• [TASK GOAL] Your task is to print the material below exactly as presented.

Data items:
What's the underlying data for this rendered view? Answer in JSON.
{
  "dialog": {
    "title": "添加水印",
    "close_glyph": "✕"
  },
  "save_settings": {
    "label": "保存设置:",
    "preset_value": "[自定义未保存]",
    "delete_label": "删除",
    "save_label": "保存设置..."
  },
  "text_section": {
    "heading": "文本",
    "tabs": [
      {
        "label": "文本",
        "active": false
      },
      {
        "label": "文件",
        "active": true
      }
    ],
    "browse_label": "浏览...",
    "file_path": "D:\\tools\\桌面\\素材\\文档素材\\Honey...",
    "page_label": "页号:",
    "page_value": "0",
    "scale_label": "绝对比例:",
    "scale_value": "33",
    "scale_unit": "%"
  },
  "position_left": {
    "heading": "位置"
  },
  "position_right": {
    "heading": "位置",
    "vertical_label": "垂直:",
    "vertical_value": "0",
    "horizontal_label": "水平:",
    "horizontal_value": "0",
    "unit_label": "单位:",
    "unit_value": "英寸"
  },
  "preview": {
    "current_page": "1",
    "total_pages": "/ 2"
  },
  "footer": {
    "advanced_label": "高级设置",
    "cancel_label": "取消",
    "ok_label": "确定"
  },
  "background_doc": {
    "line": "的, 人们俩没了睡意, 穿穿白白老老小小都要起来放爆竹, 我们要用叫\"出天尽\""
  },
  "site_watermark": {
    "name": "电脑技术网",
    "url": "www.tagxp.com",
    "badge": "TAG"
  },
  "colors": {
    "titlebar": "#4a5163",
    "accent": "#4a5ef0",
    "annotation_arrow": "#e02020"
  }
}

• [ANSWER TO THIS EXERCISE]
What's the underlying data for this rendered view? Answer in JSON.
{
  "dialog": {
    "title": "添加水印",
    "close_glyph": "✕"
  },
  "save_settings": {
    "label": "保存设置:",
    "preset_value": "[自定义未保存]",
    "delete_label": "删除",
    "save_label": "保存设置..."
  },
  "text_section": {
    "heading": "文本",
    "tabs": [
      {
        "label": "文本",
        "active": false
      },
      {
        "label": "文件",
        "active": true
      }
    ],
    "browse_label": "浏览...",
    "file_path": "D:\\tools\\桌面\\素材\\文档素材\\Honey...",
    "page_label": "页号:",
    "page_value": "0",
    "scale_label": "绝对比例:",
    "scale_value": "33",
    "scale_unit": "%"
  },
  "position_left": {
    "heading": "位置"
  },
  "position_right": {
    "heading": "位置",
    "vertical_label": "垂直:",
    "vertical_value": "0",
    "horizontal_label": "水平:",
    "horizontal_value": "0",
    "unit_label": "单位:",
    "unit_value": "英寸"
  },
  "preview": {
    "current_page": "1",
    "total_pages": "/ 2"
  },
  "footer": {
    "advanced_label": "高级设置",
    "cancel_label": "取消",
    "ok_label": "确定"
  },
  "background_doc": {
    "line": "的, 人们俩没了睡意, 穿穿白白老老小小都要起来放爆竹, 我们要用叫\"出天尽\""
  },
  "site_watermark": {
    "name": "电脑技术网",
    "url": "www.tagxp.com",
    "badge": "TAG"
  },
  "colors": {
    "titlebar": "#4a5163",
    "accent": "#4a5ef0",
    "annotation_arrow": "#e02020"
  }
}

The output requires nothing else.